Stated problem
Your answer should be a single number: the count of lines containing the string "triangle".

Recorded data
########################################

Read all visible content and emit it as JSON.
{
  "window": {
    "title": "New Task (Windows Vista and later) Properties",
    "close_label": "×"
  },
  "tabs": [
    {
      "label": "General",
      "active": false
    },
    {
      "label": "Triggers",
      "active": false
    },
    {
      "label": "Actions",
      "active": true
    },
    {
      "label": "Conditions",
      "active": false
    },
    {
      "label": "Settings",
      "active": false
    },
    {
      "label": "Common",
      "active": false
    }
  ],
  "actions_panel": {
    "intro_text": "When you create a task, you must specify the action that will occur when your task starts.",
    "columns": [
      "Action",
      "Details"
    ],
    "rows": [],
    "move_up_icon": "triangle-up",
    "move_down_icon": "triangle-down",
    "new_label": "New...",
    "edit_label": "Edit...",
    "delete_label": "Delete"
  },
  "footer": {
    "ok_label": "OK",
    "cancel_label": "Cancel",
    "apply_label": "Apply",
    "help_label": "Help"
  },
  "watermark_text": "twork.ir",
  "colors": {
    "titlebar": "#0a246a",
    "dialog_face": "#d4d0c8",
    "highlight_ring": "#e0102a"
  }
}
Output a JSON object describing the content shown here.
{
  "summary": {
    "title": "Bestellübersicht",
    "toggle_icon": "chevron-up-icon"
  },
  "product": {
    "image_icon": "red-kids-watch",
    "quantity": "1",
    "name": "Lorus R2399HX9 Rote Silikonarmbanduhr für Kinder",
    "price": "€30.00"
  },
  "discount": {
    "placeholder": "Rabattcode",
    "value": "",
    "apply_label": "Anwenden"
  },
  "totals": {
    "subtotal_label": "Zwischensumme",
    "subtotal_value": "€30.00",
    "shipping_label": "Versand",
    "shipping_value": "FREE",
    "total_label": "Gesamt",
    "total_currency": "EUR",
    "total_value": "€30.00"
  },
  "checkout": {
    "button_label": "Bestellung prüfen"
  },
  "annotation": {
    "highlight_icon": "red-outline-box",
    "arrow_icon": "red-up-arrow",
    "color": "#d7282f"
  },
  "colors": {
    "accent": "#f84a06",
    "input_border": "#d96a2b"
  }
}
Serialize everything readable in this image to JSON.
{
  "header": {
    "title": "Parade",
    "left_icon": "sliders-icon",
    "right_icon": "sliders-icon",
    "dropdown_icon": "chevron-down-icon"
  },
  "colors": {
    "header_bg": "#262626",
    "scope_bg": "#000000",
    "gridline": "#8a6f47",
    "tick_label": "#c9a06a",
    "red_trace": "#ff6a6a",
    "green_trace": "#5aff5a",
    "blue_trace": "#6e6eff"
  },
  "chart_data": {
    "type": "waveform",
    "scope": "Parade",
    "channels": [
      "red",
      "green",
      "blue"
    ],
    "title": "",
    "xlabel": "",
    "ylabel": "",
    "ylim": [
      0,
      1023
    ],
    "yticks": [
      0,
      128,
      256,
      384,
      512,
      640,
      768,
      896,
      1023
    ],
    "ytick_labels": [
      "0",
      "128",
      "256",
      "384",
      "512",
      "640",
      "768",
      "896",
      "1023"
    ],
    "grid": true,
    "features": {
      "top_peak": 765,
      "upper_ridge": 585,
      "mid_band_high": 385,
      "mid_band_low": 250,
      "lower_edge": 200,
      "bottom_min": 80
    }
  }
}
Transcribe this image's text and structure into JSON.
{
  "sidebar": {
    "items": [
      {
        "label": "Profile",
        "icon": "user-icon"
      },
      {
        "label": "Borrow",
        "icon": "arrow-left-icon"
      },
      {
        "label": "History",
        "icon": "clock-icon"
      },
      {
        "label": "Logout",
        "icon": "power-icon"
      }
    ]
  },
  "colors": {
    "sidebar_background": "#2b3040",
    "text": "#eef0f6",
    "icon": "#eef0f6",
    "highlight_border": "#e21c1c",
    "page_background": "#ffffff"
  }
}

########################################

Written solution
2